Excerpt to read START

Denture-induced fibrous hyperplasia of oral mucosa is related to the chronic trauma produced by an ill-fitting denture. The process is essentially the same as the one that leads to traumatic fibroma, except that a denture is specifically identified as the causative agent. This lesion has also been referred to by several older synonyms including inflammatory hyperplasia, denture hyperplasia, and epulis fissuratum.
Denture-induced fibrous hyperplasia is a common lesion that occurs in the vestibular mucosa and less commonly along the mandibular lingual sulcus where the denture flange contacts tissue (Figures 7-6 and 7-7). As the bony ridges of the mandible and the maxilla resorb with long-term denture use, the flanges gradually extend farther into the vestibule. There, chronic irritation and trauma may incite an overexuberant fibrous connective tissue reparative response. The result is the appearance of painless folds of fibrous tissue surrounding the overextended denture flange.

Excerpt to read END
Records provided START

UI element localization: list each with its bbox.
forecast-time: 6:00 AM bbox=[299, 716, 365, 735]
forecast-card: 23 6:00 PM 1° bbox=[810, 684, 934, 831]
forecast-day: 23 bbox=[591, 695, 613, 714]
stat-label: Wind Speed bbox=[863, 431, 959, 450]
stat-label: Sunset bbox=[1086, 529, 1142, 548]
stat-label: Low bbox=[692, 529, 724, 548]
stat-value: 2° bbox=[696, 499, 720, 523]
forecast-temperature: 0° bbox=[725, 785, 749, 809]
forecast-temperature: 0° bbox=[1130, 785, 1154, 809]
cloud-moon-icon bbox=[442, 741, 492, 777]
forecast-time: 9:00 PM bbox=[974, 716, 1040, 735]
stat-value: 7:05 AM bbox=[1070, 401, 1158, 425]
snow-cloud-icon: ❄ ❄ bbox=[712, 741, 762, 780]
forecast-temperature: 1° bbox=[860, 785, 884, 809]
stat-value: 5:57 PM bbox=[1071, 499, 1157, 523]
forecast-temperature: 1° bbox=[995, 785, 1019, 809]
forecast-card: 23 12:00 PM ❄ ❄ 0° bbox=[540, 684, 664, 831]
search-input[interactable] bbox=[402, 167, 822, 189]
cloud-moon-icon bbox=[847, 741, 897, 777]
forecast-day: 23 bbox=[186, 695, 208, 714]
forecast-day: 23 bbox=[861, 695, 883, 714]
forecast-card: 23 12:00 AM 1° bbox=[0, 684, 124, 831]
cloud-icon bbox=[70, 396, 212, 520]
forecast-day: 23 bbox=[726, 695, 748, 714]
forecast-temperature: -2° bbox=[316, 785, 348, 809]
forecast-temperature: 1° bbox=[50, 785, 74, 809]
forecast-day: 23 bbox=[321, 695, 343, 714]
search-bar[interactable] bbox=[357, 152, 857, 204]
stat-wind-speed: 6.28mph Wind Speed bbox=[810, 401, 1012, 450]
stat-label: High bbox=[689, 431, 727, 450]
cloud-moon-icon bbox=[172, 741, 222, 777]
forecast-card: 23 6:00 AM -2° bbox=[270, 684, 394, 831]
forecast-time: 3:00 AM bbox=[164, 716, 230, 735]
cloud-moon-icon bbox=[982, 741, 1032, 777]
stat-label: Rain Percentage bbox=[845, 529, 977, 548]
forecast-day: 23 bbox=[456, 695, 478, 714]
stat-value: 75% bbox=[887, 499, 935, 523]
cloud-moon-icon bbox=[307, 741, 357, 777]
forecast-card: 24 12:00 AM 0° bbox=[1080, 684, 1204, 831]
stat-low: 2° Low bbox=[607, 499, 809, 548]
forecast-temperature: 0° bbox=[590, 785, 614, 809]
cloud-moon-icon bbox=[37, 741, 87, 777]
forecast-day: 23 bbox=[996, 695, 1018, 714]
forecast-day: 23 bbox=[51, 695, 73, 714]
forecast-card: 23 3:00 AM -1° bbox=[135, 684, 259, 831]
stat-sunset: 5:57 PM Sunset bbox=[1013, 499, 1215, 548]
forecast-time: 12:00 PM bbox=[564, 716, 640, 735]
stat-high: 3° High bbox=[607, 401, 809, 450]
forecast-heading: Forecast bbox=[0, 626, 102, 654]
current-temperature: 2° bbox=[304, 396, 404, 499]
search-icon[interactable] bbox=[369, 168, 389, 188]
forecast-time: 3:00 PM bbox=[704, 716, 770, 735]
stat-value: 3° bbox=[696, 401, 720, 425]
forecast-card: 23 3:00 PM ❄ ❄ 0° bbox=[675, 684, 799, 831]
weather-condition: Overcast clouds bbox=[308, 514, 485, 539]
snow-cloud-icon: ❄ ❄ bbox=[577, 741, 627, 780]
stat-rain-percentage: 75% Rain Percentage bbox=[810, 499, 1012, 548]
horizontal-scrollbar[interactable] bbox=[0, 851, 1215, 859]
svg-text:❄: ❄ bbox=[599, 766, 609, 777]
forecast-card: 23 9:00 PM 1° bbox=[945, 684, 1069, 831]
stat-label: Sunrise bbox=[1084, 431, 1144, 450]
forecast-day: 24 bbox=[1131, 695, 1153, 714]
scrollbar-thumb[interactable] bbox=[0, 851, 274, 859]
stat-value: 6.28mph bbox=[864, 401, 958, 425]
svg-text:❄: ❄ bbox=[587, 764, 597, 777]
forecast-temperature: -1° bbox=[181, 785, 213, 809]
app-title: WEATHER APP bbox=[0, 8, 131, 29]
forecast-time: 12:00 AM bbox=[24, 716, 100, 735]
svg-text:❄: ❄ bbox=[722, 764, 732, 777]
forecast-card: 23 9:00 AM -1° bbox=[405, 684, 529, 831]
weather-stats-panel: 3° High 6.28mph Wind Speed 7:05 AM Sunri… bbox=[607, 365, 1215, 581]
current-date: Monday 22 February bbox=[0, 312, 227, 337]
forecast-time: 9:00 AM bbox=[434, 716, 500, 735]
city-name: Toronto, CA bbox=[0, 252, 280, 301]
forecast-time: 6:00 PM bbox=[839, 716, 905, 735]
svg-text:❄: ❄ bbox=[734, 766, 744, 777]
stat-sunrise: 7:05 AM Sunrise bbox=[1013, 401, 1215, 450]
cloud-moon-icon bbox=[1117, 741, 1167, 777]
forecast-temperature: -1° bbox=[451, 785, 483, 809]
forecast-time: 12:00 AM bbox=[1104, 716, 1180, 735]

Records provided END

• Problem: Copy out the passage on denture-induced fibrous hyperplasia word for word, from start to finish.

• Reply to the exercise:
Denture-induced fibrous hyperplasia of oral mucosa is related to the chronic trauma produced by an ill-fitting denture. The process is essentially the same as the one that leads to traumatic fibroma, except that a denture is specifically identified as the causative agent. This lesion has also been referred to by several older synonyms including inflammatory hyperplasia, denture hyperplasia, and epulis fissuratum.
Denture-induced fibrous hyperplasia is a common lesion that occurs in the vestibular mucosa and less commonly along the mandibular lingual sulcus where the denture flange contacts tissue (Figures 7-6 and 7-7). As the bony ridges of the mandible and the maxilla resorb with long-term denture use, the flanges gradually extend farther into the vestibule. There, chronic irritation and trauma may incite an overexuberant fibrous connective tissue reparative response. The result is the appearance of painless folds of fibrous tissue surrounding the overextended denture flange.